## Records for processing
========

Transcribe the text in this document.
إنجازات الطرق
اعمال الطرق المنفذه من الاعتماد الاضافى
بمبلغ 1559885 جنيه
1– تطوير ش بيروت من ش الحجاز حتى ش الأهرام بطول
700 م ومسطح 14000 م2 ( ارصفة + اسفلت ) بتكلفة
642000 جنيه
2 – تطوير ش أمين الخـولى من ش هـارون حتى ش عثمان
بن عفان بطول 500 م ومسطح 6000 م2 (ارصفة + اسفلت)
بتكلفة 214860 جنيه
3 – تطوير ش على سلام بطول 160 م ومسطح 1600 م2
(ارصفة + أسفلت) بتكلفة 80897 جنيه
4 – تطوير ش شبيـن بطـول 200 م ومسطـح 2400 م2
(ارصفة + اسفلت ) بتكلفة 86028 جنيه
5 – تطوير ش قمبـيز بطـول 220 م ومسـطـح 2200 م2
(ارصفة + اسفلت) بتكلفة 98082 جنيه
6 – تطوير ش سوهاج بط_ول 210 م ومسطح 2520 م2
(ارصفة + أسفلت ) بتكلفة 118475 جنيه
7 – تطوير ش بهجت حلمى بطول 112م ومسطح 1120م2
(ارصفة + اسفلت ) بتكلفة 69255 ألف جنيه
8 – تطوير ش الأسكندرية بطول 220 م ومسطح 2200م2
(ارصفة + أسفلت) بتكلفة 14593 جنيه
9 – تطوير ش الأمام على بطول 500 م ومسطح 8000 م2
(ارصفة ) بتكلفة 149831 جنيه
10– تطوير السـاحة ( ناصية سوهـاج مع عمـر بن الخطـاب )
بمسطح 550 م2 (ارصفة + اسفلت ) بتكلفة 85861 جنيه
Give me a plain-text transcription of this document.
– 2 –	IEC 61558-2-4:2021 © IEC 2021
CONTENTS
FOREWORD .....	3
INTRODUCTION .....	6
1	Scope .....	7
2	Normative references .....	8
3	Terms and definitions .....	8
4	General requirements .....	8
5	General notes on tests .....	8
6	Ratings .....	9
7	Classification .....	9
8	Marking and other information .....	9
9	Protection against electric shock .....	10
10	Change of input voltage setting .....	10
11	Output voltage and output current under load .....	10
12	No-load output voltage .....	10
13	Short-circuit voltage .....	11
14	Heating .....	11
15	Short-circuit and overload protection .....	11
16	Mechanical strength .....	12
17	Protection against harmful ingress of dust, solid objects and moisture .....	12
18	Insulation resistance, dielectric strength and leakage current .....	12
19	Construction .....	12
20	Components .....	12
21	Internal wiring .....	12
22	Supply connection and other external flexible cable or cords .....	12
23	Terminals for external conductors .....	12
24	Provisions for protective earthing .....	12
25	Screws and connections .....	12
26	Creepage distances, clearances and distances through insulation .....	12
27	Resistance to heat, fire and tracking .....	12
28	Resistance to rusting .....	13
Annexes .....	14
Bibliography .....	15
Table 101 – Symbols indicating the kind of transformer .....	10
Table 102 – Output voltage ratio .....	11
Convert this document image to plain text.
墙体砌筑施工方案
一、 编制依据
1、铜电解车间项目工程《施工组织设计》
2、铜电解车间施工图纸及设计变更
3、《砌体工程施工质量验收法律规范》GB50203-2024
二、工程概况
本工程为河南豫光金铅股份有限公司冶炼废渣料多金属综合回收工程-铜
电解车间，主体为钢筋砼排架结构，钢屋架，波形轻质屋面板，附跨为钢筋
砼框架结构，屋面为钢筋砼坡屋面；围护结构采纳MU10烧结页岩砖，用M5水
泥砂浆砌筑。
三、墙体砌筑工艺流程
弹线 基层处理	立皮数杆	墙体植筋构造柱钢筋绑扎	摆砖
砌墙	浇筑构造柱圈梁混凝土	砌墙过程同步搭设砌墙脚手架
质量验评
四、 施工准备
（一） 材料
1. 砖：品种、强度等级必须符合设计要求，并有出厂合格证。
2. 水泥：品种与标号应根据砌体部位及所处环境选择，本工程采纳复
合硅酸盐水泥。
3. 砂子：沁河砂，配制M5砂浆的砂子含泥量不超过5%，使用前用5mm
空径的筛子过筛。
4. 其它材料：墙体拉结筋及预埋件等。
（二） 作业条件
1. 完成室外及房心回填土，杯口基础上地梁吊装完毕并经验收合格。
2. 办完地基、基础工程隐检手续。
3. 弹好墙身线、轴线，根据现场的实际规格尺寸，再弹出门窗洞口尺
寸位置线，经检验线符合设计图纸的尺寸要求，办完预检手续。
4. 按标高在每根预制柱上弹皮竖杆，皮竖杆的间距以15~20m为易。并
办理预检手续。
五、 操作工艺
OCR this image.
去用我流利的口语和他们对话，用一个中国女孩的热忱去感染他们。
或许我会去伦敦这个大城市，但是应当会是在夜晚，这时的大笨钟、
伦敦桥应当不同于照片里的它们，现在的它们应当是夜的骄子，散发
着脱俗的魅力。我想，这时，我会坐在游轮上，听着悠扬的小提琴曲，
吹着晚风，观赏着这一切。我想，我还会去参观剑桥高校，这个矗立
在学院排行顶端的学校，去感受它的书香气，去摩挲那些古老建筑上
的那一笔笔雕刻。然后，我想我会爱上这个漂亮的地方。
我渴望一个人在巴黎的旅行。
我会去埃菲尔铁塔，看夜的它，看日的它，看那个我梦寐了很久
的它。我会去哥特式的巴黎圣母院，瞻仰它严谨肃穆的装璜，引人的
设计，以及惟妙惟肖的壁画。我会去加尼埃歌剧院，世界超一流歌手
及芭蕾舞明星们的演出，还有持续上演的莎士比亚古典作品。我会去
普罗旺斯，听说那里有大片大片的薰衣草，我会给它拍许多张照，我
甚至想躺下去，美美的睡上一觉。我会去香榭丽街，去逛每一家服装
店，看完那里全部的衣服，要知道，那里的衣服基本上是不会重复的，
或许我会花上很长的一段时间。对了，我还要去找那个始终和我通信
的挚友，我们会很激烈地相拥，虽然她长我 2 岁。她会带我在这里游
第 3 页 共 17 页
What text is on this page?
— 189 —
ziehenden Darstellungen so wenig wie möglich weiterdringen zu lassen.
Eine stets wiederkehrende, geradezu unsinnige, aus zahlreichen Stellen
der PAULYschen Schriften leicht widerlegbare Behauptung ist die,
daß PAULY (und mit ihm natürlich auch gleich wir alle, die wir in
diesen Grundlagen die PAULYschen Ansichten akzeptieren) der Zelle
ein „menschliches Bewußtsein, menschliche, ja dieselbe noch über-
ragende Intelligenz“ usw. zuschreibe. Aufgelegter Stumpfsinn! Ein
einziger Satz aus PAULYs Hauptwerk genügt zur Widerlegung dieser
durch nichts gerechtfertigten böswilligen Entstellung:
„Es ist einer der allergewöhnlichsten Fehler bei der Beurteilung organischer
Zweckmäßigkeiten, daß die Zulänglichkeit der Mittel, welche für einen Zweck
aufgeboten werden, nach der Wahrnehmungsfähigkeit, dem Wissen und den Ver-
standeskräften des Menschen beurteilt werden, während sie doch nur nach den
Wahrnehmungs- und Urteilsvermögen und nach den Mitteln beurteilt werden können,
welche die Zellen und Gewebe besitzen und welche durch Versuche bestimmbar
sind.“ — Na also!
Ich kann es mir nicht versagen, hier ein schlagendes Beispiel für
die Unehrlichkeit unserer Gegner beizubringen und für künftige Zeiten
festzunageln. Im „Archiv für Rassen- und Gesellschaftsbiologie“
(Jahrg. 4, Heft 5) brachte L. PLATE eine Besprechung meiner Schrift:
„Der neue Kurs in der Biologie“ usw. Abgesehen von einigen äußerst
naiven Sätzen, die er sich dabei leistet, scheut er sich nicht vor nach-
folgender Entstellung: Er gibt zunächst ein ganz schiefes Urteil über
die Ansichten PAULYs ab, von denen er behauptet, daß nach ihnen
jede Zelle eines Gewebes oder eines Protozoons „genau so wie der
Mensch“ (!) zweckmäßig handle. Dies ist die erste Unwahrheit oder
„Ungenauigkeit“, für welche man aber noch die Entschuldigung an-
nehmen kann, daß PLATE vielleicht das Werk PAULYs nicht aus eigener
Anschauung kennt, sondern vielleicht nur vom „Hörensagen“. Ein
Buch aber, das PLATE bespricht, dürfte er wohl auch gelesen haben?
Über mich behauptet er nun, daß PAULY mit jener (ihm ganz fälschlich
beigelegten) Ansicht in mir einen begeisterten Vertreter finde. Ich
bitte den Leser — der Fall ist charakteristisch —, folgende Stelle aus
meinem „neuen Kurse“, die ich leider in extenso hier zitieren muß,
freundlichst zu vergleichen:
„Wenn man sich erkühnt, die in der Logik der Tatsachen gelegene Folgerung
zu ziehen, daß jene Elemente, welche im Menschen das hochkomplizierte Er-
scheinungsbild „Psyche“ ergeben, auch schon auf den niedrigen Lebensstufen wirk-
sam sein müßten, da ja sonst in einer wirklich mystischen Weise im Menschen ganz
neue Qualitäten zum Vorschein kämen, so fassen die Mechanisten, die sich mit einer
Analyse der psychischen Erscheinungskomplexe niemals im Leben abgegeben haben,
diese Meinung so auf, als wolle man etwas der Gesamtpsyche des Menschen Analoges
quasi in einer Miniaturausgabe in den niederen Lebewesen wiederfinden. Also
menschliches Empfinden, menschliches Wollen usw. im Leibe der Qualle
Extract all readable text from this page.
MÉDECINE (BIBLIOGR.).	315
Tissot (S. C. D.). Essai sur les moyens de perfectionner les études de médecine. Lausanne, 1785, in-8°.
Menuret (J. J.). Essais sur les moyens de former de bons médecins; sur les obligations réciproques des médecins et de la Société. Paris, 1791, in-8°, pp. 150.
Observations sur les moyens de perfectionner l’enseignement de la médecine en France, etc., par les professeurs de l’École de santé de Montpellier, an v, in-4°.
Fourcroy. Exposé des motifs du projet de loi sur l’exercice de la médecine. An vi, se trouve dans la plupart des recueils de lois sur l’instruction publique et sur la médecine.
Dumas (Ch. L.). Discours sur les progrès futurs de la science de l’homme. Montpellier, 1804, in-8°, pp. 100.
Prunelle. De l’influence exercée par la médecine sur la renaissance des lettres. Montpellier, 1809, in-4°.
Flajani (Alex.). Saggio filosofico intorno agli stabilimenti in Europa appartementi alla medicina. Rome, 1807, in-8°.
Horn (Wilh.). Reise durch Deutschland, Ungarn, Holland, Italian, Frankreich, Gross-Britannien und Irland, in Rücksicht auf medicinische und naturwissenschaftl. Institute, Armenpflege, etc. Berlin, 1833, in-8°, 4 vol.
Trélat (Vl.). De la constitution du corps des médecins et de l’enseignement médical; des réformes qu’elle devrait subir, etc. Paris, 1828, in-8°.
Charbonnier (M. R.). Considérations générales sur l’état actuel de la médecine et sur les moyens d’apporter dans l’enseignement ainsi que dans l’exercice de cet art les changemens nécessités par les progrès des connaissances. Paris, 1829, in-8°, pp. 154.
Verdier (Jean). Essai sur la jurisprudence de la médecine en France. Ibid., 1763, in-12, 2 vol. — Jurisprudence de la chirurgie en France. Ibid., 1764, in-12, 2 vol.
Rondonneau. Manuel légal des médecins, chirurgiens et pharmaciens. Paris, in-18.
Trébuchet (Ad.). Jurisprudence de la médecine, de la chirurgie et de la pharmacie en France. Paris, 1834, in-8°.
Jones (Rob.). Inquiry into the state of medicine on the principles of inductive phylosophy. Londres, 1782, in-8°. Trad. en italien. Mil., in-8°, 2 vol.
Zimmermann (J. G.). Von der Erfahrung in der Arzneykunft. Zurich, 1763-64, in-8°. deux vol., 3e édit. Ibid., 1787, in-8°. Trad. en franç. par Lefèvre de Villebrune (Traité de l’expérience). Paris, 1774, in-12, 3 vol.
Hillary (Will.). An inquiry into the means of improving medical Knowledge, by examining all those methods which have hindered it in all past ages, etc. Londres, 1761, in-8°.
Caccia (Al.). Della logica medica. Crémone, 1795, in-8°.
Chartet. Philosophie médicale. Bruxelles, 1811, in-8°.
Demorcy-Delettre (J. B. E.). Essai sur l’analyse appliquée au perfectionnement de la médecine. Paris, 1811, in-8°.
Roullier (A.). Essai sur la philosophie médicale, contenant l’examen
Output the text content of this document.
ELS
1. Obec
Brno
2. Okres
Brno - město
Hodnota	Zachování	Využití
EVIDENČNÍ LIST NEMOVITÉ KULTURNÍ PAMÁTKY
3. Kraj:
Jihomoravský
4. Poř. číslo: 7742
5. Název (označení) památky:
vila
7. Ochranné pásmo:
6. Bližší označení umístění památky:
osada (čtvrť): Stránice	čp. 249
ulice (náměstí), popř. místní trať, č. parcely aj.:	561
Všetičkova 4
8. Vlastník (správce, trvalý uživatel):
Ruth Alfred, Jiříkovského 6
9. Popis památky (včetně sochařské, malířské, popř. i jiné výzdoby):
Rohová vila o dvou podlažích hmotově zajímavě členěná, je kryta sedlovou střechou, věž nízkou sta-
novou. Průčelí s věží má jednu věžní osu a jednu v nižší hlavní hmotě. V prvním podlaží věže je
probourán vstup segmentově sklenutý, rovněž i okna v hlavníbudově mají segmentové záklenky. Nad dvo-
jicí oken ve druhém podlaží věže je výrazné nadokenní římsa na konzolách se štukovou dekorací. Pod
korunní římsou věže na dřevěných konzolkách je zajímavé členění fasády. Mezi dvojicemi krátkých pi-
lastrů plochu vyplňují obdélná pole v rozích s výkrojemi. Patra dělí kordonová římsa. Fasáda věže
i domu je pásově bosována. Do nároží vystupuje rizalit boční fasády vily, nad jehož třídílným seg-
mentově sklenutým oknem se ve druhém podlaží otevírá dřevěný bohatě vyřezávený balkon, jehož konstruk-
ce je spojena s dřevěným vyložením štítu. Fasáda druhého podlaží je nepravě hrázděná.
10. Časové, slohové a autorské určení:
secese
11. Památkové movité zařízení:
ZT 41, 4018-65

========

## Written problem
Exactly as written, give the line containing "Output the text content of this document." and all remaining lines of the records.

## Task solution
Output the text content of this document.
ELS
1. Obec
Brno
2. Okres
Brno - město
Hodnota	Zachování	Využití
EVIDENČNÍ LIST NEMOVITÉ KULTURNÍ PAMÁTKY
3. Kraj:
Jihomoravský
4. Poř. číslo: 7742
5. Název (označení) památky:
vila
7. Ochranné pásmo:
6. Bližší označení umístění památky:
osada (čtvrť): Stránice	čp. 249
ulice (náměstí), popř. místní trať, č. parcely aj.:	561
Všetičkova 4
8. Vlastník (správce, trvalý uživatel):
Ruth Alfred, Jiříkovského 6
9. Popis památky (včetně sochařské, malířské, popř. i jiné výzdoby):
Rohová vila o dvou podlažích hmotově zajímavě členěná, je kryta sedlovou střechou, věž nízkou sta-
novou. Průčelí s věží má jednu věžní osu a jednu v nižší hlavní hmotě. V prvním podlaží věže je
probourán vstup segmentově sklenutý, rovněž i okna v hlavníbudově mají segmentové záklenky. Nad dvo-
jicí oken ve druhém podlaží věže je výrazné nadokenní římsa na konzolách se štukovou dekorací. Pod
korunní římsou věže na dřevěných konzolkách je zajímavé členění fasády. Mezi dvojicemi krátkých pi-
lastrů plochu vyplňují obdélná pole v rozích s výkrojemi. Patra dělí kordonová římsa. Fasáda věže
i domu je pásově bosována. Do nároží vystupuje rizalit boční fasády vily, nad jehož třídílným seg-
mentově sklenutým oknem se ve druhém podlaží otevírá dřevěný bohatě vyřezávený balkon, jehož konstruk-
ce je spojena s dřevěným vyložením štítu. Fasáda druhého podlaží je nepravě hrázděná.
10. Časové, slohové a autorské určení:
secese
11. Památkové movité zařízení:
ZT 41, 4018-65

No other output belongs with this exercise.